-- START OF Exercise data --

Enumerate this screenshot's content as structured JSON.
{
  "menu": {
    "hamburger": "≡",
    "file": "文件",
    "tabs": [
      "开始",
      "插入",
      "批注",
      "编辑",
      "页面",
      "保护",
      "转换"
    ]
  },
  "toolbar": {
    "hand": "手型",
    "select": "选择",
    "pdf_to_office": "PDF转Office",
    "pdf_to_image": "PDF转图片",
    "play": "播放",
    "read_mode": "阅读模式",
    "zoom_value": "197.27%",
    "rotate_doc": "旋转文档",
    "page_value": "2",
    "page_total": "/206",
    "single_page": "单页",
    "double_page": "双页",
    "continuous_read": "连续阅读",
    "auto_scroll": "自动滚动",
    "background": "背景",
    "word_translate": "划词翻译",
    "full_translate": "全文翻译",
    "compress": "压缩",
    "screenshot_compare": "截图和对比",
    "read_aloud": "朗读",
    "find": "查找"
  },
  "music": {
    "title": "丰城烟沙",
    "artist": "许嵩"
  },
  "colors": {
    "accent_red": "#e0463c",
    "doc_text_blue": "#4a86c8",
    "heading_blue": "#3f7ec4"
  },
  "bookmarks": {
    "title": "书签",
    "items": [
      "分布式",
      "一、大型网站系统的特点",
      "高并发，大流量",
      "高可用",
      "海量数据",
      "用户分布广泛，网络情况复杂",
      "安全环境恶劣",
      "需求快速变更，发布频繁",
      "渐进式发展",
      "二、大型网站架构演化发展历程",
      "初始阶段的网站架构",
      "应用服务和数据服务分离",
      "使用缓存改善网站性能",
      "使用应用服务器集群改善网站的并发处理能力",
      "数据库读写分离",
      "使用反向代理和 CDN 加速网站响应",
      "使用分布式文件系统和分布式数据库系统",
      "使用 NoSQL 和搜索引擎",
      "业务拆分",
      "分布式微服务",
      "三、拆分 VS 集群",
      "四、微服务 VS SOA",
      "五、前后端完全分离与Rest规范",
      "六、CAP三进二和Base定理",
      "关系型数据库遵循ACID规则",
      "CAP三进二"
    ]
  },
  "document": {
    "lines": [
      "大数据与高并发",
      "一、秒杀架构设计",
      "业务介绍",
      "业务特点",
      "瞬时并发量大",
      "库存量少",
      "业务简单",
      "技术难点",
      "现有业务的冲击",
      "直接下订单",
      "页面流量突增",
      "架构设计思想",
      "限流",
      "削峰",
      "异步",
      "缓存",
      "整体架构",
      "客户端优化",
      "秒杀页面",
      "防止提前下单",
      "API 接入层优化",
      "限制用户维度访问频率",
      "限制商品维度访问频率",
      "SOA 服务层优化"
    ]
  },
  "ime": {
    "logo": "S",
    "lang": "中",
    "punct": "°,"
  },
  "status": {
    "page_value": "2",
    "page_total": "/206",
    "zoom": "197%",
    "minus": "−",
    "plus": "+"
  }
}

-- END OF Exercise data --

Each entry above is to be quoted exactly.

## Expected output
Enumerate this screenshot's content as structured JSON.
{
  "menu": {
    "hamburger": "≡",
    "file": "文件",
    "tabs": [
      "开始",
      "插入",
      "批注",
      "编辑",
      "页面",
      "保护",
      "转换"
    ]
  },
  "toolbar": {
    "hand": "手型",
    "select": "选择",
    "pdf_to_office": "PDF转Office",
    "pdf_to_image": "PDF转图片",
    "play": "播放",
    "read_mode": "阅读模式",
    "zoom_value": "197.27%",
    "rotate_doc": "旋转文档",
    "page_value": "2",
    "page_total": "/206",
    "single_page": "单页",
    "double_page": "双页",
    "continuous_read": "连续阅读",
    "auto_scroll": "自动滚动",
    "background": "背景",
    "word_translate": "划词翻译",
    "full_translate": "全文翻译",
    "compress": "压缩",
    "screenshot_compare": "截图和对比",
    "read_aloud": "朗读",
    "find": "查找"
  },
  "music": {
    "title": "丰城烟沙",
    "artist": "许嵩"
  },
  "colors": {
    "accent_red": "#e0463c",
    "doc_text_blue": "#4a86c8",
    "heading_blue": "#3f7ec4"
  },
  "bookmarks": {
    "title": "书签",
    "items": [
      "分布式",
      "一、大型网站系统的特点",
      "高并发，大流量",
      "高可用",
      "海量数据",
      "用户分布广泛，网络情况复杂",
      "安全环境恶劣",
      "需求快速变更，发布频繁",
      "渐进式发展",
      "二、大型网站架构演化发展历程",
      "初始阶段的网站架构",
      "应用服务和数据服务分离",
      "使用缓存改善网站性能",
      "使用应用服务器集群改善网站的并发处理能力",
      "数据库读写分离",
      "使用反向代理和 CDN 加速网站响应",
      "使用分布式文件系统和分布式数据库系统",
      "使用 NoSQL 和搜索引擎",
      "业务拆分",
      "分布式微服务",
      "三、拆分 VS 集群",
      "四、微服务 VS SOA",
      "五、前后端完全分离与Rest规范",
      "六、CAP三进二和Base定理",
      "关系型数据库遵循ACID规则",
      "CAP三进二"
    ]
  },
  "document": {
    "lines": [
      "大数据与高并发",
      "一、秒杀架构设计",
      "业务介绍",
      "业务特点",
      "瞬时并发量大",
      "库存量少",
      "业务简单",
      "技术难点",
      "现有业务的冲击",
      "直接下订单",
      "页面流量突增",
      "架构设计思想",
      "限流",
      "削峰",
      "异步",
      "缓存",
      "整体架构",
      "客户端优化",
      "秒杀页面",
      "防止提前下单",
      "API 接入层优化",
      "限制用户维度访问频率",
      "限制商品维度访问频率",
      "SOA 服务层优化"
    ]
  },
  "ime": {
    "logo": "S",
    "lang": "中",
    "punct": "°,"
  },
  "status": {
    "page_value": "2",
    "page_total": "/206",
    "zoom": "197%",
    "minus": "−",
    "plus": "+"
  }
}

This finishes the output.